WHAT NEEDS TO BE DONE: Repeat the listing that follows, character for character, minus the pictures.

EXTRACTED RECORDS:
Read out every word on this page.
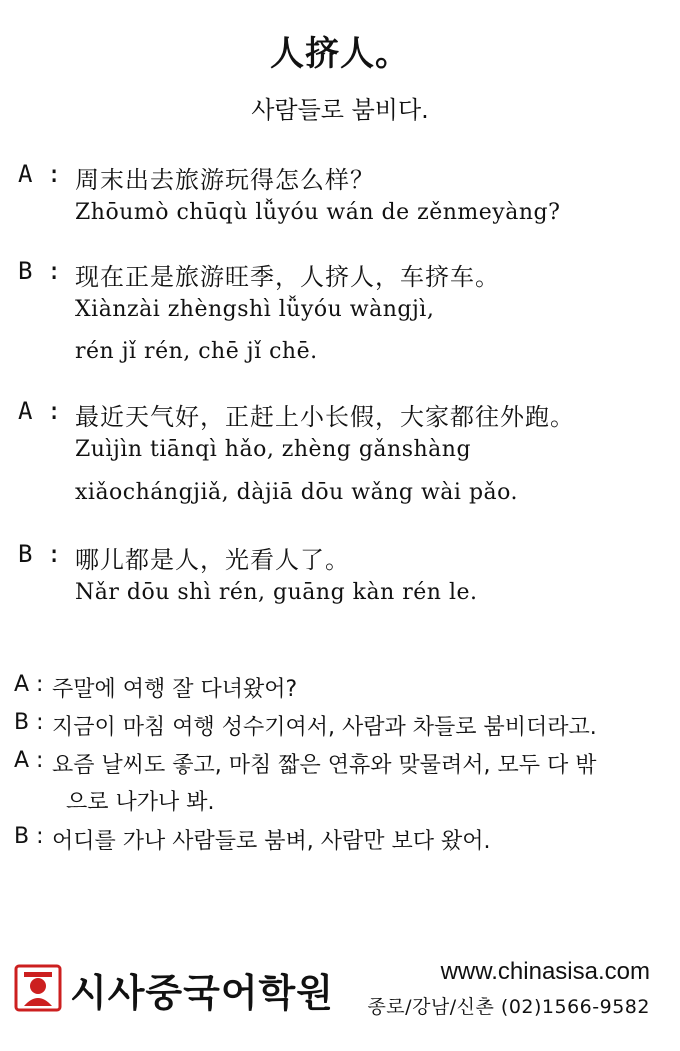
人挤人。
사람들로 붐비다.
A : 周末出去旅游玩得怎么样？
Zhōumò chūqù lǚyóu wán de zěnmeyàng?
B : 现在正是旅游旺季，人挤人，车挤车。
Xiànzài zhèngshì lǚyóu wàngjì,
rén jǐ rén, chē jǐ chē.
A : 最近天气好，正赶上小长假，大家都往外跑。
Zuìjìn tiānqì hǎo, zhèng gǎnshàng
xiǎochángjiǎ, dàjiā dōu wǎng wài pǎo.
B : 哪儿都是人，光看人了。
Nǎr dōu shì rén, guāng kàn rén le.
A : 주말에 여행 잘 다녀왔어?
B : 지금이 마침 여행 성수기여서, 사람과 차들로 붐비더라고.
A : 요즘 날씨도 좋고, 마침 짧은 연휴와 맞물려서, 모두 다 밖
으로 나가나 봐.
B : 어디를 가나 사람들로 붐벼, 사람만 보다 왔어.
시사중국어학원	www.chinasisa.com
종로/강남/신촌 (02)1566-9582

OUTPUT OF THE EXERCISE:
Read out every word on this page.
人挤人。
사람들로 붐비다.
A : 周末出去旅游玩得怎么样？
Zhōumò chūqù lǚyóu wán de zěnmeyàng?
B : 现在正是旅游旺季，人挤人，车挤车。
Xiànzài zhèngshì lǚyóu wàngjì,
rén jǐ rén, chē jǐ chē.
A : 最近天气好，正赶上小长假，大家都往外跑。
Zuìjìn tiānqì hǎo, zhèng gǎnshàng
xiǎochángjiǎ, dàjiā dōu wǎng wài pǎo.
B : 哪儿都是人，光看人了。
Nǎr dōu shì rén, guāng kàn rén le.
A : 주말에 여행 잘 다녀왔어?
B : 지금이 마침 여행 성수기여서, 사람과 차들로 붐비더라고.
A : 요즘 날씨도 좋고, 마침 짧은 연휴와 맞물려서, 모두 다 밖
으로 나가나 봐.
B : 어디를 가나 사람들로 붐벼, 사람만 보다 왔어.
시사중국어학원	www.chinasisa.com
종로/강남/신촌 (02)1566-9582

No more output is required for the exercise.